## Goal of the exercise:
From the entries that follow, pick out all lines holding "likes".
● ● ● ● ● ● ●
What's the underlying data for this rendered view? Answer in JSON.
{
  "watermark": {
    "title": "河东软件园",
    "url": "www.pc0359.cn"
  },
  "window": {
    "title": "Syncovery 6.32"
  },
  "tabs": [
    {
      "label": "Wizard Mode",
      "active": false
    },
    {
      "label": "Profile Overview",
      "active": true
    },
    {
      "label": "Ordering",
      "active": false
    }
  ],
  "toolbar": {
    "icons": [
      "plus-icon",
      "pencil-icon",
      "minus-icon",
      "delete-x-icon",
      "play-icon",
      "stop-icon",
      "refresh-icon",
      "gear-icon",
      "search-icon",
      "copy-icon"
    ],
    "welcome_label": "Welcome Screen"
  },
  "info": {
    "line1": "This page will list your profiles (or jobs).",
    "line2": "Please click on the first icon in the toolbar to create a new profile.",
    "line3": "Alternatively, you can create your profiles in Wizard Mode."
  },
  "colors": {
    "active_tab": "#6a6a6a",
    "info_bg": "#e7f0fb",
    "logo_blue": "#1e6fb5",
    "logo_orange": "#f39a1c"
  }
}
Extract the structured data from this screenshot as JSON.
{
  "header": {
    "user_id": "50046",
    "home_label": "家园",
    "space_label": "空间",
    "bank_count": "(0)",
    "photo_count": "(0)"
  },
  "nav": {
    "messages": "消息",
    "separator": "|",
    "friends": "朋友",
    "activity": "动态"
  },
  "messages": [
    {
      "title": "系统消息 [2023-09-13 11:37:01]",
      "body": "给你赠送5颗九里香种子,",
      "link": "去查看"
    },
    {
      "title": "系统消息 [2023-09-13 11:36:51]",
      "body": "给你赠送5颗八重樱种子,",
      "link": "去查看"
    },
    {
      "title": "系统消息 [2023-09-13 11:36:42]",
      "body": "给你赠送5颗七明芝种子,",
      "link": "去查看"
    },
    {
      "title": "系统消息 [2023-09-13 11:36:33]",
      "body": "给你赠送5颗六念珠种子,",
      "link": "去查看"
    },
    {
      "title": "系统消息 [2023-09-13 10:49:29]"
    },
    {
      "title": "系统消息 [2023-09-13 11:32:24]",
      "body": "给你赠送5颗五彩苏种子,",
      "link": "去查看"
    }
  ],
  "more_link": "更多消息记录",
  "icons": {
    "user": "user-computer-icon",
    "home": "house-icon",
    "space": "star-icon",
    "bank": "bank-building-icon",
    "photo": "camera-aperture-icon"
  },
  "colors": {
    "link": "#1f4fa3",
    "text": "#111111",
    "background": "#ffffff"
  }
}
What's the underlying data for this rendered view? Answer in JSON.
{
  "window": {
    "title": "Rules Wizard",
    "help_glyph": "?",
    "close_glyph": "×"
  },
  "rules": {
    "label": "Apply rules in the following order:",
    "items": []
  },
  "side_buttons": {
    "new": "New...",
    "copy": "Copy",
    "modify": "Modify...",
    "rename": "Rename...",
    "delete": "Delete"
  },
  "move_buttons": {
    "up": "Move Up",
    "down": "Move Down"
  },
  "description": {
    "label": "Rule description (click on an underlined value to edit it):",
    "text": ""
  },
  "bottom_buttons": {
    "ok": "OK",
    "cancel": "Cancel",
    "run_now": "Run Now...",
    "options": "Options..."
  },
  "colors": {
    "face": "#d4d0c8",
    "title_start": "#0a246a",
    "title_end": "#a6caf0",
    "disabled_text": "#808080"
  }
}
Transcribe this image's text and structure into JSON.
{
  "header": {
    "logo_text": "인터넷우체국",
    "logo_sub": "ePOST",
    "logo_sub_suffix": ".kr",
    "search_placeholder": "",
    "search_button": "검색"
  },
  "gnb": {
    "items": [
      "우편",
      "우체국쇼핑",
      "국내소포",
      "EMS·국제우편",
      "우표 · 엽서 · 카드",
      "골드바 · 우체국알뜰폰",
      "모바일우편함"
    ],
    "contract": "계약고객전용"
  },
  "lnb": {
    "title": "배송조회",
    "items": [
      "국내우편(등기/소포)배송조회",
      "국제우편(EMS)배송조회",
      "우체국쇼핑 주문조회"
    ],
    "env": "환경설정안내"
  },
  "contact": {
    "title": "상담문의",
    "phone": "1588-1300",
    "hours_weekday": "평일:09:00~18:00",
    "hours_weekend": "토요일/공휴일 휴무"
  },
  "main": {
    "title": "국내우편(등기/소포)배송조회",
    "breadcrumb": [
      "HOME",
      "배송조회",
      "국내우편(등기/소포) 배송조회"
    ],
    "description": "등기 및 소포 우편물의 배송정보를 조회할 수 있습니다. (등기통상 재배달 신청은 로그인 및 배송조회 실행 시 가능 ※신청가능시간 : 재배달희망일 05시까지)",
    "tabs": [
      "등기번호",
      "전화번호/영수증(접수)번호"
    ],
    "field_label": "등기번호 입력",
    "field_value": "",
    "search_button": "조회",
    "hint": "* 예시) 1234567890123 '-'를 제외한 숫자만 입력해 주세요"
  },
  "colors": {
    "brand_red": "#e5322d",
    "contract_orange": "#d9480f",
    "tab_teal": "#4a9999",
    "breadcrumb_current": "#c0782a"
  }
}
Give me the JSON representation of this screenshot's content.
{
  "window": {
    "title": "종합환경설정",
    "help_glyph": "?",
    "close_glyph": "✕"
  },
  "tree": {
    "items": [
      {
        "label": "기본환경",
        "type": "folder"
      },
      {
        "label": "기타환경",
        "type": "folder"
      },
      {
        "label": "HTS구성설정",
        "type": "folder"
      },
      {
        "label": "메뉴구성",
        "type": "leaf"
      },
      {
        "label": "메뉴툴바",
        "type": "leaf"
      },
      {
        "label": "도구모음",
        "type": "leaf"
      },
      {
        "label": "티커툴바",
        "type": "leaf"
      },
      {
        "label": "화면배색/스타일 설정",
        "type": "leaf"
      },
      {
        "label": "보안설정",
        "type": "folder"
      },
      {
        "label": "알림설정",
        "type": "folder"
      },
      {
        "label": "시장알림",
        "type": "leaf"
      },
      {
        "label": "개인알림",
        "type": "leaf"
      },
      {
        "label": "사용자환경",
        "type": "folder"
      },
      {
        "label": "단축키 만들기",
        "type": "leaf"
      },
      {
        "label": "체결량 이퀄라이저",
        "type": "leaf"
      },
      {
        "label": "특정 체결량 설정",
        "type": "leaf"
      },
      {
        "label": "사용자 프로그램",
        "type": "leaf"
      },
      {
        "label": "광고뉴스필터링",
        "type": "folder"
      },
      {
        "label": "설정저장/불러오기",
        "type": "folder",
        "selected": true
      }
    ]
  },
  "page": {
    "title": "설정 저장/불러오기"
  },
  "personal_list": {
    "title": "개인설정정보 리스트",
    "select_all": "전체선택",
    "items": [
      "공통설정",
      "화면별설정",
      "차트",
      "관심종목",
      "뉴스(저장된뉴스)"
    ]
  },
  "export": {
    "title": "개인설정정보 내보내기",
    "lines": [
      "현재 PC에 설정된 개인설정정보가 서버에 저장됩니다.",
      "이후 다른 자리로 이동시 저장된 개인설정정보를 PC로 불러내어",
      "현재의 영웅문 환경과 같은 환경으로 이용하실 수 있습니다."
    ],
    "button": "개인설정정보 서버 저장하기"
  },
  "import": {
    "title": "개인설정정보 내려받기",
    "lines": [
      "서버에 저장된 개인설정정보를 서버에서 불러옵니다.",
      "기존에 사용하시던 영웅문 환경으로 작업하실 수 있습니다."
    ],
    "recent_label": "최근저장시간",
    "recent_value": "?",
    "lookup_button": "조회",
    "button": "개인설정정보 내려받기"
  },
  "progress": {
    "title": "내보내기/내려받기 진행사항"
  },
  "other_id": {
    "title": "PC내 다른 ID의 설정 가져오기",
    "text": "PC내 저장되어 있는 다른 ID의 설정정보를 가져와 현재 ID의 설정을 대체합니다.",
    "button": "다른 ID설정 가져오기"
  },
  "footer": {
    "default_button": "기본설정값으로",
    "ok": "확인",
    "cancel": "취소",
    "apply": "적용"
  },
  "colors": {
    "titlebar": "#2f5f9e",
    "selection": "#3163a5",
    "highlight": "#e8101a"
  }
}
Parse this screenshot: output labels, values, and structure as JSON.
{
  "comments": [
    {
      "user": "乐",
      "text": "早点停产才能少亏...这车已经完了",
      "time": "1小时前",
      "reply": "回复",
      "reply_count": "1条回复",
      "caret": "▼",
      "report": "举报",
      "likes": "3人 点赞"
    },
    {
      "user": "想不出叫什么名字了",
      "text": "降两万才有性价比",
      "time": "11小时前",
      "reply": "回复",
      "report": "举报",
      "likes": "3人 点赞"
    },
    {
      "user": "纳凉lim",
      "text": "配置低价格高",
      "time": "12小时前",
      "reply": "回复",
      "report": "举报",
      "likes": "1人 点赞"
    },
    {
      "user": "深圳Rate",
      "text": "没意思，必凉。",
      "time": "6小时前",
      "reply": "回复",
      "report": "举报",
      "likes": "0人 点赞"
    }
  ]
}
● ● ● ● ● ● ●
## The completed task:
      "likes": "3人 点赞"
      "likes": "3人 点赞"
      "likes": "1人 点赞"
      "likes": "0人 点赞"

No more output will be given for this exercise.